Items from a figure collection
★ ★ ★ ★ ★ ★ ★

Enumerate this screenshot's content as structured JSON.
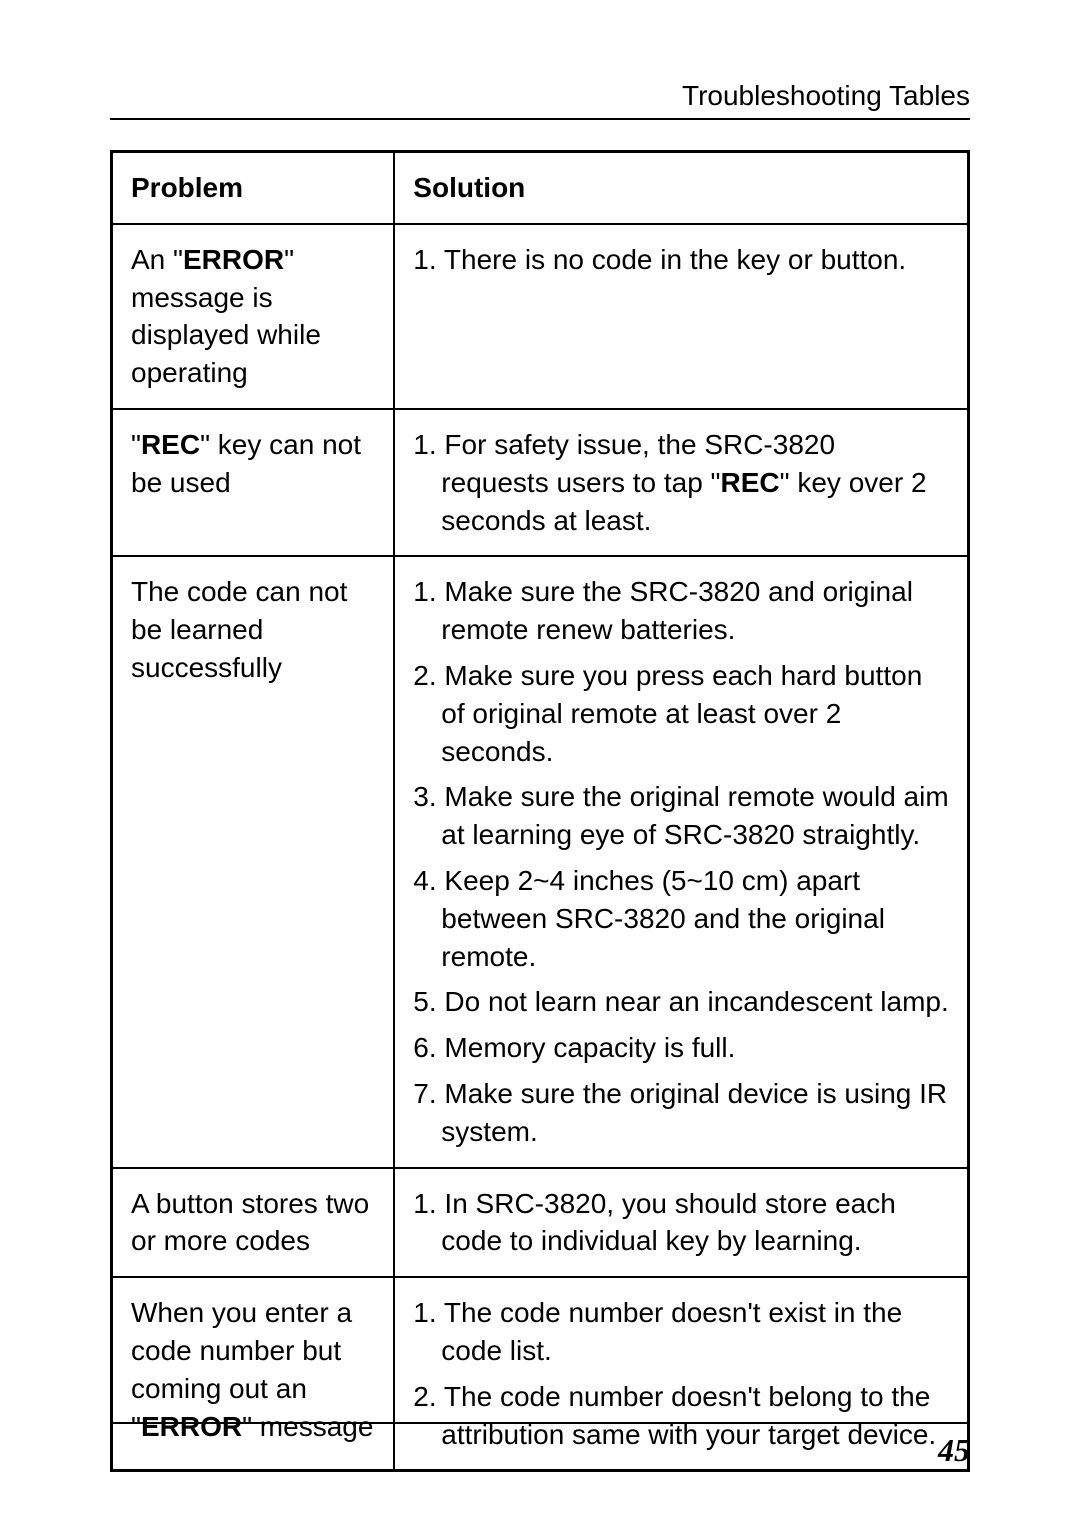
{
  "header": {
    "title": "Troubleshooting Tables"
  },
  "table": {
    "headers": {
      "problem": "Problem",
      "solution": "Solution"
    },
    "rows": [
      {
        "problem_parts": [
          {
            "t": "An \"",
            "b": false
          },
          {
            "t": "ERROR",
            "b": true
          },
          {
            "t": "\" message is displayed while operating",
            "b": false
          }
        ],
        "solutions": [
          [
            {
              "t": "1. There is no code in the key or button.",
              "b": false
            }
          ]
        ]
      },
      {
        "problem_parts": [
          {
            "t": "\"",
            "b": false
          },
          {
            "t": "REC",
            "b": true
          },
          {
            "t": "\" key can not be used",
            "b": false
          }
        ],
        "solutions": [
          [
            {
              "t": "1. For safety issue, the SRC-3820 requests users to tap \"",
              "b": false
            },
            {
              "t": "REC",
              "b": true
            },
            {
              "t": "\" key over 2 seconds at least.",
              "b": false
            }
          ]
        ]
      },
      {
        "problem_parts": [
          {
            "t": "The code can not be learned successfully",
            "b": false
          }
        ],
        "solutions": [
          [
            {
              "t": "1. Make sure the SRC-3820 and original remote renew batteries.",
              "b": false
            }
          ],
          [
            {
              "t": "2. Make sure you press each hard button of original remote at least over 2 seconds.",
              "b": false
            }
          ],
          [
            {
              "t": "3. Make sure the original remote would aim at learning eye of SRC-3820 straightly.",
              "b": false
            }
          ],
          [
            {
              "t": "4. Keep 2~4 inches (5~10 cm) apart between SRC-3820 and the original remote.",
              "b": false
            }
          ],
          [
            {
              "t": "5. Do not learn near an incandescent lamp.",
              "b": false
            }
          ],
          [
            {
              "t": "6. Memory capacity is full.",
              "b": false
            }
          ],
          [
            {
              "t": "7. Make sure the original device is using IR system.",
              "b": false
            }
          ]
        ]
      },
      {
        "problem_parts": [
          {
            "t": "A button stores two or more codes",
            "b": false
          }
        ],
        "solutions": [
          [
            {
              "t": "1. In SRC-3820, you should store each code to individual key by learning.",
              "b": false
            }
          ]
        ]
      },
      {
        "problem_parts": [
          {
            "t": "When you enter a code number but coming out an \"",
            "b": false
          },
          {
            "t": "ERROR",
            "b": true
          },
          {
            "t": "\" message",
            "b": false
          }
        ],
        "solutions": [
          [
            {
              "t": "1. The code number doesn't exist in the code list.",
              "b": false
            }
          ],
          [
            {
              "t": "2. The code number doesn't belong to the attribution same with your target device.",
              "b": false
            }
          ]
        ]
      }
    ]
  },
  "footer": {
    "page_number": "45"
  }
}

★ ★ ★ ★ ★ ★ ★

** PROBLEM DESCRIPTION **
Pick out each line in the material containing "sure".

** RESPONSE FOR THIS EXERCISE **
              "t": "1. Make sure the SRC-3820 and original remote renew batteries.",
              "t": "2. Make sure you press each hard button of original remote at least over 2 seconds.",
              "t": "3. Make sure the original remote would aim at learning eye of SRC-3820 straightly.",
              "t": "7. Make sure the original device is using IR system.",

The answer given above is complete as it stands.